Brief: Give all the lines below again, exactly, with no pictures.
══════════════════════════════
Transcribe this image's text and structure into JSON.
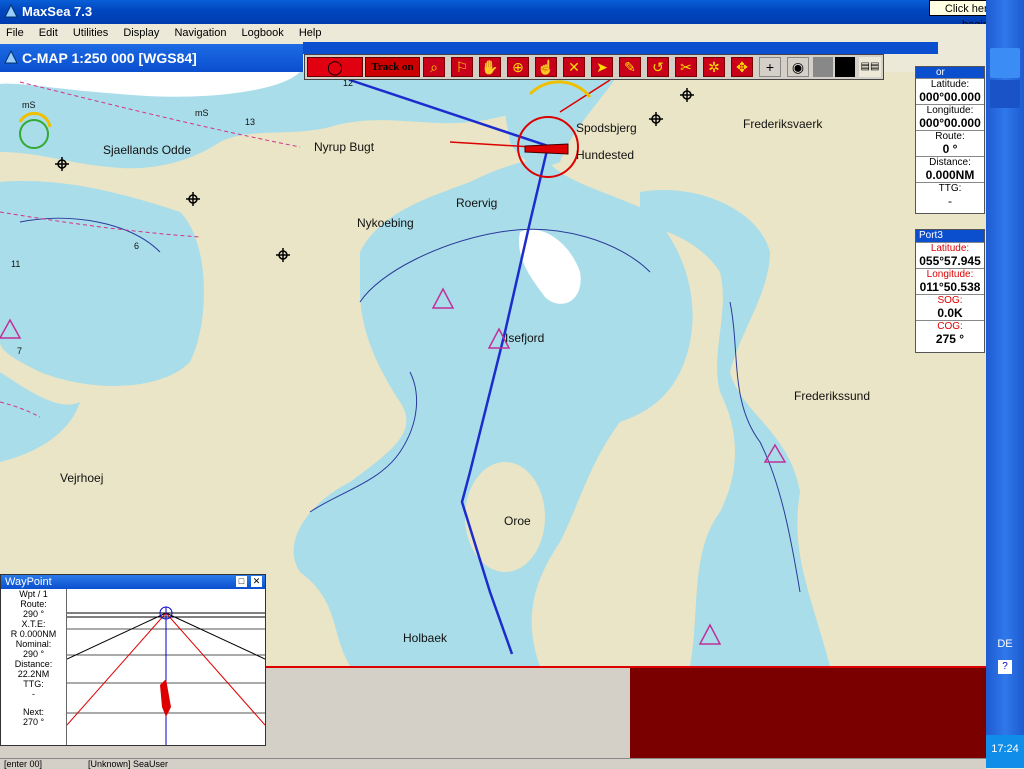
{
  "app": {
    "title": "MaxSea 7.3",
    "tooltip": "Click here to begin"
  },
  "menu": [
    "File",
    "Edit",
    "Utilities",
    "Display",
    "Navigation",
    "Logbook",
    "Help"
  ],
  "chart_window": {
    "title": "C-MAP  1:250 000 [WGS84]"
  },
  "toolbar": {
    "track_label": "Track on"
  },
  "places": [
    "Sjaellands Odde",
    "Nyrup Bugt",
    "Spodsbjerg",
    "Hundested",
    "Frederiksvaerk",
    "Roervig",
    "Nykoebing",
    "Isefjord",
    "Frederikssund",
    "Vejrhoej",
    "Oroe",
    "Holbaek",
    "mS"
  ],
  "soundings": [
    "12",
    "13",
    "6",
    "11",
    "7",
    "mS"
  ],
  "nav_panel": {
    "header": "or",
    "latitude_label": "Latitude:",
    "latitude": "000°00.000",
    "longitude_label": "Longitude:",
    "longitude": "000°00.000",
    "route_label": "Route:",
    "route": "0 °",
    "distance_label": "Distance:",
    "distance": "0.000NM",
    "ttg_label": "TTG:",
    "ttg": "-"
  },
  "port_panel": {
    "header": "Port3",
    "latitude_label": "Latitude:",
    "latitude": "055°57.945",
    "longitude_label": "Longitude:",
    "longitude": "011°50.538",
    "sog_label": "SOG:",
    "sog": "0.0K",
    "cog_label": "COG:",
    "cog": "275 °"
  },
  "waypoint": {
    "title": "WayPoint",
    "wpt": "Wpt / 1",
    "route_label": "Route:",
    "route": "290 °",
    "xte_label": "X.T.E:",
    "xte": "R 0.000NM",
    "nominal_label": "Nominal:",
    "nominal": "290 °",
    "distance_label": "Distance:",
    "distance": "22.2NM",
    "ttg_label": "TTG:",
    "ttg": "-",
    "next_label": "Next:",
    "next": "270 °"
  },
  "status": {
    "left": "[enter 00]",
    "user": "[Unknown] SeaUser"
  },
  "taskbar": {
    "lang": "DE",
    "clock": "17:24"
  },
  "colors": {
    "water": "#a9dde9",
    "land": "#eae5c6",
    "track": "#1d2ccc",
    "alert": "#d00000"
  }
}
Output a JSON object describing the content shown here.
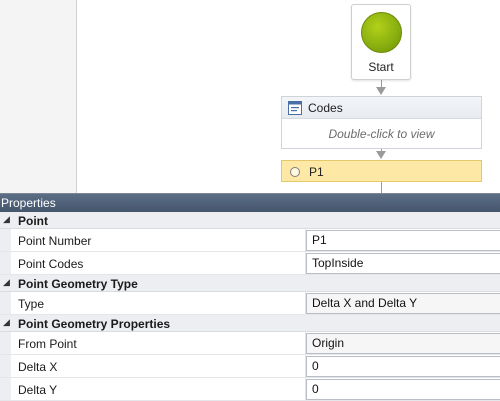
{
  "workflow": {
    "start_label": "Start",
    "codes_title": "Codes",
    "codes_hint": "Double-click to view",
    "p1_title": "P1"
  },
  "properties": {
    "title": "Properties",
    "categories": [
      {
        "label": "Point",
        "rows": [
          {
            "name": "Point Number",
            "value": "P1"
          },
          {
            "name": "Point Codes",
            "value": "TopInside"
          }
        ]
      },
      {
        "label": "Point Geometry Type",
        "rows": [
          {
            "name": "Type",
            "value": "Delta X and Delta Y"
          }
        ]
      },
      {
        "label": "Point Geometry Properties",
        "rows": [
          {
            "name": "From Point",
            "value": "Origin"
          },
          {
            "name": "Delta X",
            "value": "0"
          },
          {
            "name": "Delta Y",
            "value": "0"
          }
        ]
      }
    ]
  },
  "colors": {
    "start_green": "#8bb110",
    "selected_activity": "#fde8a6",
    "panel_header": "#4d5f77"
  }
}
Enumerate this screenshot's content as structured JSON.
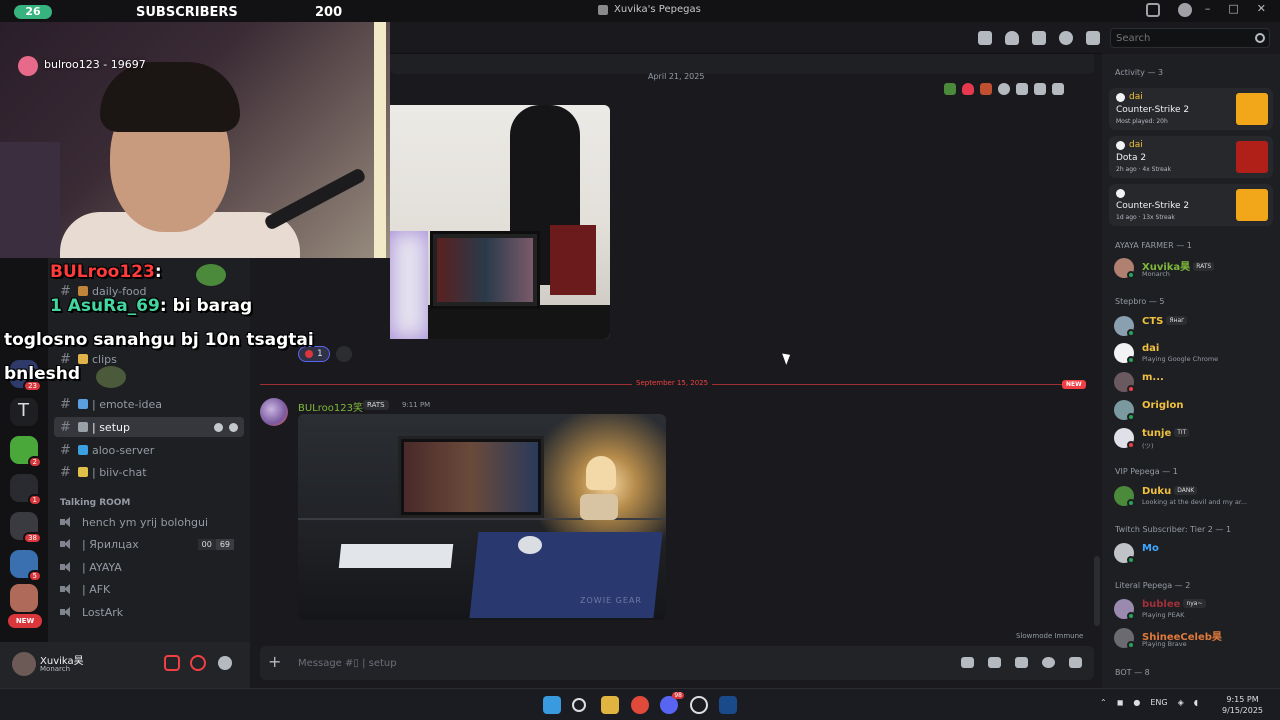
{
  "window": {
    "title": "Xuvika's Pepegas"
  },
  "stream_overlay": {
    "sub_count": "26",
    "sub_label": "SUBSCRIBERS",
    "sub_goal": "200",
    "cam_name": "bulroo123 - 19697",
    "chat": [
      {
        "name": "BULroo123",
        "text": ""
      },
      {
        "name": "1 AsuRa_69",
        "text": "bi barag"
      },
      {
        "name": "",
        "text": "toglosno sanahgu bj 10n tsagtai"
      },
      {
        "name": "",
        "text": "bnleshd"
      }
    ]
  },
  "server_rail": {
    "new_label": "NEW",
    "badges": [
      "23",
      "2",
      "1",
      "38",
      "5",
      "2"
    ]
  },
  "channels": {
    "items": [
      {
        "label": "daily-food",
        "emoji_color": "#c0853a"
      },
      {
        "label": "clips",
        "emoji_color": "#e0b44a"
      },
      {
        "label": "| emote-idea",
        "emoji_color": "#5aa0e0"
      },
      {
        "label": "| setup",
        "emoji_color": "#9aa0a8"
      },
      {
        "label": "aloo-server",
        "emoji_color": "#3aa0e0"
      },
      {
        "label": "| biiv-chat",
        "emoji_color": "#e0c04a"
      }
    ],
    "voice_category": "Talking ROOM",
    "voice": [
      {
        "label": "hench ym yrij bolohgui"
      },
      {
        "label": "| Ярилцах"
      },
      {
        "label": "| AYAYA"
      },
      {
        "label": "| AFK"
      },
      {
        "label": "LostArk"
      }
    ],
    "voice_counts": [
      "00",
      "69"
    ]
  },
  "user_panel": {
    "name": "Xuvika昊",
    "status": "Monarch"
  },
  "chat": {
    "date_top": "April 21, 2025",
    "reaction_count": "1",
    "divider_date": "September 15, 2025",
    "new_label": "NEW",
    "author": "BULroo123笑",
    "author_tag": "RATS",
    "time": "9:11 PM",
    "photo_brand": "ZOWIE GEAR",
    "slowmode": "Slowmode Immune",
    "composer_placeholder": "Message #▯ | setup"
  },
  "search": {
    "placeholder": "Search"
  },
  "members": {
    "activity_header": "Activity — 3",
    "activities": [
      {
        "user": "dai",
        "game": "Counter-Strike 2",
        "meta": "Most played: 20h",
        "art_color": "#f2a71a"
      },
      {
        "user": "dai",
        "game": "Dota 2",
        "meta": "2h ago · 4x Streak",
        "art_color": "#b02018"
      },
      {
        "user": "",
        "game": "Counter-Strike 2",
        "meta": "1d ago · 13x Streak",
        "art_color": "#f2a71a"
      }
    ],
    "groups": [
      {
        "header": "AYAYA FARMER — 1"
      },
      {
        "header": "Stepbro — 5"
      },
      {
        "header": "VIP Pepega — 1"
      },
      {
        "header": "Twitch Subscriber: Tier 2 — 1"
      },
      {
        "header": "Literal Pepega — 2"
      },
      {
        "header": "BOT — 8"
      }
    ],
    "list": [
      {
        "name": "Xuvika昊",
        "tag": "RATS",
        "sub": "Monarch",
        "color": "#7fb83a"
      },
      {
        "name": "CTS",
        "tag": "Янаг",
        "sub": "",
        "color": "#f0c040"
      },
      {
        "name": "dai",
        "tag": "",
        "sub": "Playing Google Chrome",
        "color": "#f0c040"
      },
      {
        "name": "m...",
        "tag": "",
        "sub": "",
        "color": "#f0c040"
      },
      {
        "name": "Origlon",
        "tag": "",
        "sub": "",
        "color": "#f0c040"
      },
      {
        "name": "tunje",
        "tag": "TIT",
        "sub": "(ツ)",
        "color": "#f0c040"
      },
      {
        "name": "Duku",
        "tag": "DANK",
        "sub": "Looking at the devil and my ar...",
        "color": "#f0c040"
      },
      {
        "name": "Mo",
        "tag": "",
        "sub": "",
        "color": "#3ea8ff"
      },
      {
        "name": "bublee",
        "tag": "nya~",
        "sub": "Playing PEAK",
        "color": "#a0303a"
      },
      {
        "name": "ShineeCeleb昊",
        "tag": "",
        "sub": "Playing Brave",
        "color": "#e07a3a"
      }
    ]
  },
  "taskbar": {
    "lang": "ENG",
    "time": "9:15 PM",
    "date": "9/15/2025",
    "discord_badge": "98"
  }
}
══════════════════════════════
Output:
Transcribe this image's text and structure into JSON.
{
  "app": {
    "title": "MaxSea 7.3",
    "tooltip": "Click here to begin"
  },
  "menu": [
    "File",
    "Edit",
    "Utilities",
    "Display",
    "Navigation",
    "Logbook",
    "Help"
  ],
  "chart_window": {
    "title": "C-MAP  1:250 000 [WGS84]"
  },
  "toolbar": {
    "track_label": "Track on"
  },
  "places": [
    "Sjaellands Odde",
    "Nyrup Bugt",
    "Spodsbjerg",
    "Hundested",
    "Frederiksvaerk",
    "Roervig",
    "Nykoebing",
    "Isefjord",
    "Frederikssund",
    "Vejrhoej",
    "Oroe",
    "Holbaek",
    "mS"
  ],
  "soundings": [
    "12",
    "13",
    "6",
    "11",
    "7",
    "mS"
  ],
  "nav_panel": {
    "header": "or",
    "latitude_label": "Latitude:",
    "latitude": "000°00.000",
    "longitude_label": "Longitude:",
    "longitude": "000°00.000",
    "route_label": "Route:",
    "route": "0 °",
    "distance_label": "Distance:",
    "distance": "0.000NM",
    "ttg_label": "TTG:",
    "ttg": "-"
  },
  "port_panel": {
    "header": "Port3",
    "latitude_label": "Latitude:",
    "latitude": "055°57.945",
    "longitude_label": "Longitude:",
    "longitude": "011°50.538",
    "sog_label": "SOG:",
    "sog": "0.0K",
    "cog_label": "COG:",
    "cog": "275 °"
  },
  "waypoint": {
    "title": "WayPoint",
    "wpt": "Wpt / 1",
    "route_label": "Route:",
    "route": "290 °",
    "xte_label": "X.T.E:",
    "xte": "R 0.000NM",
    "nominal_label": "Nominal:",
    "nominal": "290 °",
    "distance_label": "Distance:",
    "distance": "22.2NM",
    "ttg_label": "TTG:",
    "ttg": "-",
    "next_label": "Next:",
    "next": "270 °"
  },
  "status": {
    "left": "[enter 00]",
    "user": "[Unknown] SeaUser"
  },
  "taskbar": {
    "lang": "DE",
    "clock": "17:24"
  },
  "colors": {
    "water": "#a9dde9",
    "land": "#eae5c6",
    "track": "#1d2ccc",
    "alert": "#d00000"
  }
}
Output a JSON object describing the content shown here.
{
  "workflow": {
    "start_label": "Start",
    "codes_title": "Codes",
    "codes_hint": "Double-click to view",
    "p1_title": "P1"
  },
  "properties": {
    "title": "Properties",
    "categories": [
      {
        "label": "Point",
        "rows": [
          {
            "name": "Point Number",
            "value": "P1"
          },
          {
            "name": "Point Codes",
            "value": "TopInside"
          }
        ]
      },
      {
        "label": "Point Geometry Type",
        "rows": [
          {
            "name": "Type",
            "value": "Delta X and Delta Y"
          }
        ]
      },
      {
        "label": "Point Geometry Properties",
        "rows": [
          {
            "name": "From Point",
            "value": "Origin"
          },
          {
            "name": "Delta X",
            "value": "0"
          },
          {
            "name": "Delta Y",
            "value": "0"
          }
        ]
      }
    ]
  },
  "colors": {
    "start_green": "#8bb110",
    "selected_activity": "#fde8a6",
    "panel_header": "#4d5f77"
  }
}
Enumerate this screenshot's content as structured JSON.
{
  "window": {
    "title": "Xuvika's Pepegas"
  },
  "stream_overlay": {
    "sub_count": "26",
    "sub_label": "SUBSCRIBERS",
    "sub_goal": "200",
    "cam_name": "bulroo123 - 19697",
    "chat": [
      {
        "name": "BULroo123",
        "text": ""
      },
      {
        "name": "1 AsuRa_69",
        "text": "bi barag"
      },
      {
        "name": "",
        "text": "toglosno sanahgu bj 10n tsagtai"
      },
      {
        "name": "",
        "text": "bnleshd"
      }
    ]
  },
  "server_rail": {
    "new_label": "NEW",
    "badges": [
      "23",
      "2",
      "1",
      "38",
      "5",
      "2"
    ]
  },
  "channels": {
    "items": [
      {
        "label": "daily-food",
        "emoji_color": "#c0853a"
      },
      {
        "label": "clips",
        "emoji_color": "#e0b44a"
      },
      {
        "label": "| emote-idea",
        "emoji_color": "#5aa0e0"
      },
      {
        "label": "| setup",
        "emoji_color": "#9aa0a8"
      },
      {
        "label": "aloo-server",
        "emoji_color": "#3aa0e0"
      },
      {
        "label": "| biiv-chat",
        "emoji_color": "#e0c04a"
      }
    ],
    "voice_category": "Talking ROOM",
    "voice": [
      {
        "label": "hench ym yrij bolohgui"
      },
      {
        "label": "| Ярилцах"
      },
      {
        "label": "| AYAYA"
      },
      {
        "label": "| AFK"
      },
      {
        "label": "LostArk"
      }
    ],
    "voice_counts": [
      "00",
      "69"
    ]
  },
  "user_panel": {
    "name": "Xuvika昊",
    "status": "Monarch"
  },
  "chat": {
    "date_top": "April 21, 2025",
    "reaction_count": "1",
    "divider_date": "September 15, 2025",
    "new_label": "NEW",
    "author": "BULroo123笑",
    "author_tag": "RATS",
    "time": "9:11 PM",
    "photo_brand": "ZOWIE GEAR",
    "slowmode": "Slowmode Immune",
    "composer_placeholder": "Message #▯ | setup"
  },
  "search": {
    "placeholder": "Search"
  },
  "members": {
    "activity_header": "Activity — 3",
    "activities": [
      {
        "user": "dai",
        "game": "Counter-Strike 2",
        "meta": "Most played: 20h",
        "art_color": "#f2a71a"
      },
      {
        "user": "dai",
        "game": "Dota 2",
        "meta": "2h ago · 4x Streak",
        "art_color": "#b02018"
      },
      {
        "user": "",
        "game": "Counter-Strike 2",
        "meta": "1d ago · 13x Streak",
        "art_color": "#f2a71a"
      }
    ],
    "groups": [
      {
        "header": "AYAYA FARMER — 1"
      },
      {
        "header": "Stepbro — 5"
      },
      {
        "header": "VIP Pepega — 1"
      },
      {
        "header": "Twitch Subscriber: Tier 2 — 1"
      },
      {
        "header": "Literal Pepega — 2"
      },
      {
        "header": "BOT — 8"
      }
    ],
    "list": [
      {
        "name": "Xuvika昊",
        "tag": "RATS",
        "sub": "Monarch",
        "color": "#7fb83a"
      },
      {
        "name": "CTS",
        "tag": "Янаг",
        "sub": "",
        "color": "#f0c040"
      },
      {
        "name": "dai",
        "tag": "",
        "sub": "Playing Google Chrome",
        "color": "#f0c040"
      },
      {
        "name": "m...",
        "tag": "",
        "sub": "",
        "color": "#f0c040"
      },
      {
        "name": "Origlon",
        "tag": "",
        "sub": "",
        "color": "#f0c040"
      },
      {
        "name": "tunje",
        "tag": "TIT",
        "sub": "(ツ)",
        "color": "#f0c040"
      },
      {
        "name": "Duku",
        "tag": "DANK",
        "sub": "Looking at the devil and my ar...",
        "color": "#f0c040"
      },
      {
        "name": "Mo",
        "tag": "",
        "sub": "",
        "color": "#3ea8ff"
      },
      {
        "name": "bublee",
        "tag": "nya~",
        "sub": "Playing PEAK",
        "color": "#a0303a"
      },
      {
        "name": "ShineeCeleb昊",
        "tag": "",
        "sub": "Playing Brave",
        "color": "#e07a3a"
      }
    ]
  },
  "taskbar": {
    "lang": "ENG",
    "time": "9:15 PM",
    "date": "9/15/2025",
    "discord_badge": "98"
  }
}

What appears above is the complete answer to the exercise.